[Text under study]:
-=-=-

It was after I gained consciousness, being asleep for four whole weeks; my daughter told me what had happened and what the doctors said. What I do remember clearly was her voice in my ear saying
‘Mommy, tell your brain to function again, tell those feet to move again, open your mouth and give God praise. Doctors may treat but only God can heal.’
All of my right side was crippled. I spent my time thinking, trying to motivate myself to get up and move.
That must have been difficult! But your condition improved. When doctors, nurses, CNAs saw your improvement what were their reactions?
On March 5th, I spoke the first words in a long while, my first words were ‘Thank You’ when a nurse came in and said she would give me my medication. The nurse was so excited she ran out of the room and squealed happily down the hall ’23’s (Room number) talking everyone!’
Nurses rushed into the room to hear me, but on the video my daughter showed me I didn’t say anything else but smile.
On the 20th of March, I took my very first step with physical therapy, nurses swarmed around and applauded as they couldn’t believe it was the lady who laid in a semi-coma for several weeks.
On March 25th, I was served my first pureed meal which consisted grits, eggs, cream of wheat and some tea. It was the first ‘baby food’ so to speak I was so happy to see because I had a feeding tube hitched inside my stomach for weeks on weeks because I couldn’t speak much less eat.
How are you coping with this illness now as opposed to when you were first diagnosed?
Chile, at first, I was constantly thinking about it and worried about how I would be able to support my children not being able to function holistically without my blood pressure elevating. I sparingly took the medications I was given because I hated the idea of having to live on pills daily. It used to fluctuate uncontrollably because I was not adjusting properly to this diagnosis. Now is when I start to routinely take my medications and take life one day at a time. I no longer worry unnecessarily about what I don’t have control over especially since I was bowled over the last time I was hospitalized.
Now let’s talk about lessons learnt. What have you been using to treat this illness?
Honestly, I’ve been strictly placed on pills prescribed by doctors including Enalapril and many others. My husband has played an instrumental role where he makes herbal remedies such as Garlic mixtures famous for thinning various blood clots in the brain and other areas of the body.

-=-=-

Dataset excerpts
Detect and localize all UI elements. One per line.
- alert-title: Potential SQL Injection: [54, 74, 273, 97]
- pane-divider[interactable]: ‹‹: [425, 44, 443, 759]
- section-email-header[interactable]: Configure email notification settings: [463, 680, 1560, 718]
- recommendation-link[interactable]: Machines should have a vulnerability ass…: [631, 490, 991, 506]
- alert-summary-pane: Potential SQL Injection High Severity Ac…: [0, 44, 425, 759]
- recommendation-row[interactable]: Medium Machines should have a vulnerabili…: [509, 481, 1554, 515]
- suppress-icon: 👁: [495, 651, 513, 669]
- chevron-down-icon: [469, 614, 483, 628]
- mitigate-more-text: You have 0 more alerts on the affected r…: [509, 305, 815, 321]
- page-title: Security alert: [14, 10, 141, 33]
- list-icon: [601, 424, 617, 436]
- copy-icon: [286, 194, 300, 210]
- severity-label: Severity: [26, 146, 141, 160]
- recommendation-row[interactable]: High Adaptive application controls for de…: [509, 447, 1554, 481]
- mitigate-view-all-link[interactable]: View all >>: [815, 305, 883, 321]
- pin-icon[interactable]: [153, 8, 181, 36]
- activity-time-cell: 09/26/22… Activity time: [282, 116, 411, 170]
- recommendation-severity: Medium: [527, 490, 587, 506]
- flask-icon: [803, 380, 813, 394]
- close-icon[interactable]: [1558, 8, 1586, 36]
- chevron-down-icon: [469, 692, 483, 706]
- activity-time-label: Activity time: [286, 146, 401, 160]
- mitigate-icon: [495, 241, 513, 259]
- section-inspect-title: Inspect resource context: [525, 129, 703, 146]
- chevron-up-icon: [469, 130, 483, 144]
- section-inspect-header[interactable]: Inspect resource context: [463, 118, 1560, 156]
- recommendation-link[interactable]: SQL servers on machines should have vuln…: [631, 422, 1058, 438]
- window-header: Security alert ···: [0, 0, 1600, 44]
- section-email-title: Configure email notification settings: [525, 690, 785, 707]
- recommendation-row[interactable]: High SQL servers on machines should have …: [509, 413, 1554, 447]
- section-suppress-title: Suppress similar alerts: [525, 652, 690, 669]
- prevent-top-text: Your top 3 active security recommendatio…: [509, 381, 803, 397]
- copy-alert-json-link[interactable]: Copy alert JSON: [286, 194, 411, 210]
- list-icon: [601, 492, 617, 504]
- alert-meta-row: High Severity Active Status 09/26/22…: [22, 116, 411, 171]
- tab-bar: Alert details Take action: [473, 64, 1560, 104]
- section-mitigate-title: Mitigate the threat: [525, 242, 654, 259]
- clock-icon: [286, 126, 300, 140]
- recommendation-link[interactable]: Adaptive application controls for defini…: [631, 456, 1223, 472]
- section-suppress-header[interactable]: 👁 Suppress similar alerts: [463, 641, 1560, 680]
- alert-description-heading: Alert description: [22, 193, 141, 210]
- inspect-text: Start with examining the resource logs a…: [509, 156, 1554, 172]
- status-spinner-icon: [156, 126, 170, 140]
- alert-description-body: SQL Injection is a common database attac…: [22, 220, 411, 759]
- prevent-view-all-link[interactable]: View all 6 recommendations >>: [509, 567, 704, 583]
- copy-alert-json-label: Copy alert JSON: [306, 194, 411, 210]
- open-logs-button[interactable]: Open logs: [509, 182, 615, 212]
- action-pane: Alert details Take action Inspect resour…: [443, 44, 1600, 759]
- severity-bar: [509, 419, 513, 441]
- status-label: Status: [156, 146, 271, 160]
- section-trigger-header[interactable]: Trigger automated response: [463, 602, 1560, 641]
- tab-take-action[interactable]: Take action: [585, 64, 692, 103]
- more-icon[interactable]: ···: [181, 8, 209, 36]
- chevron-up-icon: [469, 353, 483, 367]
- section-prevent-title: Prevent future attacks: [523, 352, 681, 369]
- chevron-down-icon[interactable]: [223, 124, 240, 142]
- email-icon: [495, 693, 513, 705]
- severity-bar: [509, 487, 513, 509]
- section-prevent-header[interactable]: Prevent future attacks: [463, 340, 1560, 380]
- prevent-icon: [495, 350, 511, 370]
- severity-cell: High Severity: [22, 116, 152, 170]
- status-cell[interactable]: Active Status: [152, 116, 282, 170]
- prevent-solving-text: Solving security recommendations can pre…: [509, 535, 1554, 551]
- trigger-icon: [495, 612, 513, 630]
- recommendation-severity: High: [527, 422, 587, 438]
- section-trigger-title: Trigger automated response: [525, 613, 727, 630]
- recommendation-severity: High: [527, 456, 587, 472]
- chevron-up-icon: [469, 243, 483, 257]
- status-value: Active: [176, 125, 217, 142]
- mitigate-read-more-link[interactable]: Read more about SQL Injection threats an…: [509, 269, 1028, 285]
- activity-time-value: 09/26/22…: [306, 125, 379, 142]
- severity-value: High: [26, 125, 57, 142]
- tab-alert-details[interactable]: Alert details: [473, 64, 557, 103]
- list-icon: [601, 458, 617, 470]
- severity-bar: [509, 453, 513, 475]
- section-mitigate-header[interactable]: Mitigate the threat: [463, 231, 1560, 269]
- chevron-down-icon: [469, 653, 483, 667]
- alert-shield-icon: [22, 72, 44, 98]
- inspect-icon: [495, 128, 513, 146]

-=-=-

[Task description]: From the interview about recovering from illness, copy word for word the part that opens with the words containing "On the 20th" and closes with "for several weeks.". Work only from the interview about recovering from illness, not from the material.

[Worked solution]:
On the 20th of March, I took my very first step with physical therapy, nurses swarmed around and applauded as they couldn’t believe it was the lady who laid in a semi-coma for several weeks.